Supplied entries:
# # # # # # #
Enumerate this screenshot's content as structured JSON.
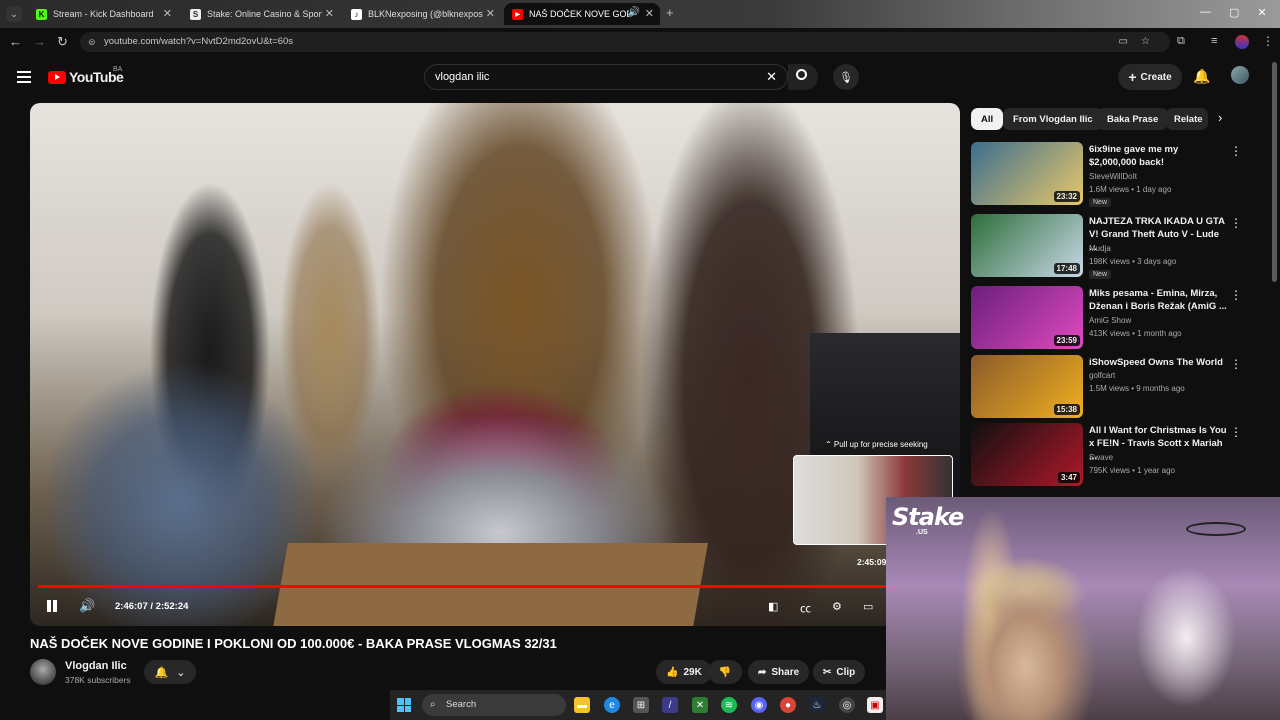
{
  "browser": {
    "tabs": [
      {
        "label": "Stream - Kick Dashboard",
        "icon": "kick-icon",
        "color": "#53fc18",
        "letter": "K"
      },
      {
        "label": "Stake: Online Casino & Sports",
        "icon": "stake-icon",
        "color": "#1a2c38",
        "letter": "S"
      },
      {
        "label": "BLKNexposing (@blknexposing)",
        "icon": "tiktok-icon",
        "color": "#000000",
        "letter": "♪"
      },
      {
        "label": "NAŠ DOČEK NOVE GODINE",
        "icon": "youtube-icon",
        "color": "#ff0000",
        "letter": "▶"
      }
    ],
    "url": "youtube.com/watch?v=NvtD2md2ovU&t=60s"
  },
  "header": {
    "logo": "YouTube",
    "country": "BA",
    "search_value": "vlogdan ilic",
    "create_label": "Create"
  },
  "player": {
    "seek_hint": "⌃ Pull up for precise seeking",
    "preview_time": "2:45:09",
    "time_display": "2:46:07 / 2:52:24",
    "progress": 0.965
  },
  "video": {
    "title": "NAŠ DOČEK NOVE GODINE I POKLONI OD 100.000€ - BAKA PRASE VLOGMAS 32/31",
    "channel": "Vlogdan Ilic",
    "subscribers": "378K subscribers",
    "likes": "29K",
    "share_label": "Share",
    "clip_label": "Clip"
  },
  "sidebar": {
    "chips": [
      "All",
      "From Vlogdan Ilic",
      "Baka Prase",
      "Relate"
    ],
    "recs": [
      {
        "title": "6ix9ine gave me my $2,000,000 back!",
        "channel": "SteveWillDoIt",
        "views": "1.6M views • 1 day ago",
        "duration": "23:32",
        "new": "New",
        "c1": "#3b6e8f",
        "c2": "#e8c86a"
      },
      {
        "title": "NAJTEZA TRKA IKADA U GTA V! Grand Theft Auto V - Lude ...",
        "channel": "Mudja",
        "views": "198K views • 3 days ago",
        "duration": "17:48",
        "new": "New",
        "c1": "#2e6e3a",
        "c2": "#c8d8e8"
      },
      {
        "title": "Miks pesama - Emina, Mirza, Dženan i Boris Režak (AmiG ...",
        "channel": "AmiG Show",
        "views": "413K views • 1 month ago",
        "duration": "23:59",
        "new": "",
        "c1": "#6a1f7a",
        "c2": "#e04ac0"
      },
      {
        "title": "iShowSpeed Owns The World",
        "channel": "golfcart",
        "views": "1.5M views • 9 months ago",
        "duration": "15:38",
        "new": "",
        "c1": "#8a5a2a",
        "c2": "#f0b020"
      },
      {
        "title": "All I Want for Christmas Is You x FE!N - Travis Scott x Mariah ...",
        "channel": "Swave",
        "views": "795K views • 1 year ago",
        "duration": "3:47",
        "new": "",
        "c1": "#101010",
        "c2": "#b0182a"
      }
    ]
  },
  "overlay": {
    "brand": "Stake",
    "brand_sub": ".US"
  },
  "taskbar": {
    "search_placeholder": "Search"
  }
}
# # # # # # #
Short exercise: Copy the data word for word. Pictures do not go in the copy.

Written solution:
Enumerate this screenshot's content as structured JSON.
{
  "browser": {
    "tabs": [
      {
        "label": "Stream - Kick Dashboard",
        "icon": "kick-icon",
        "color": "#53fc18",
        "letter": "K"
      },
      {
        "label": "Stake: Online Casino & Sports",
        "icon": "stake-icon",
        "color": "#1a2c38",
        "letter": "S"
      },
      {
        "label": "BLKNexposing (@blknexposing)",
        "icon": "tiktok-icon",
        "color": "#000000",
        "letter": "♪"
      },
      {
        "label": "NAŠ DOČEK NOVE GODINE",
        "icon": "youtube-icon",
        "color": "#ff0000",
        "letter": "▶"
      }
    ],
    "url": "youtube.com/watch?v=NvtD2md2ovU&t=60s"
  },
  "header": {
    "logo": "YouTube",
    "country": "BA",
    "search_value": "vlogdan ilic",
    "create_label": "Create"
  },
  "player": {
    "seek_hint": "⌃ Pull up for precise seeking",
    "preview_time": "2:45:09",
    "time_display": "2:46:07 / 2:52:24",
    "progress": 0.965
  },
  "video": {
    "title": "NAŠ DOČEK NOVE GODINE I POKLONI OD 100.000€ - BAKA PRASE VLOGMAS 32/31",
    "channel": "Vlogdan Ilic",
    "subscribers": "378K subscribers",
    "likes": "29K",
    "share_label": "Share",
    "clip_label": "Clip"
  },
  "sidebar": {
    "chips": [
      "All",
      "From Vlogdan Ilic",
      "Baka Prase",
      "Relate"
    ],
    "recs": [
      {
        "title": "6ix9ine gave me my $2,000,000 back!",
        "channel": "SteveWillDoIt",
        "views": "1.6M views • 1 day ago",
        "duration": "23:32",
        "new": "New",
        "c1": "#3b6e8f",
        "c2": "#e8c86a"
      },
      {
        "title": "NAJTEZA TRKA IKADA U GTA V! Grand Theft Auto V - Lude ...",
        "channel": "Mudja",
        "views": "198K views • 3 days ago",
        "duration": "17:48",
        "new": "New",
        "c1": "#2e6e3a",
        "c2": "#c8d8e8"
      },
      {
        "title": "Miks pesama - Emina, Mirza, Dženan i Boris Režak (AmiG ...",
        "channel": "AmiG Show",
        "views": "413K views • 1 month ago",
        "duration": "23:59",
        "new": "",
        "c1": "#6a1f7a",
        "c2": "#e04ac0"
      },
      {
        "title": "iShowSpeed Owns The World",
        "channel": "golfcart",
        "views": "1.5M views • 9 months ago",
        "duration": "15:38",
        "new": "",
        "c1": "#8a5a2a",
        "c2": "#f0b020"
      },
      {
        "title": "All I Want for Christmas Is You x FE!N - Travis Scott x Mariah ...",
        "channel": "Swave",
        "views": "795K views • 1 year ago",
        "duration": "3:47",
        "new": "",
        "c1": "#101010",
        "c2": "#b0182a"
      }
    ]
  },
  "overlay": {
    "brand": "Stake",
    "brand_sub": ".US"
  },
  "taskbar": {
    "search_placeholder": "Search"
  }
}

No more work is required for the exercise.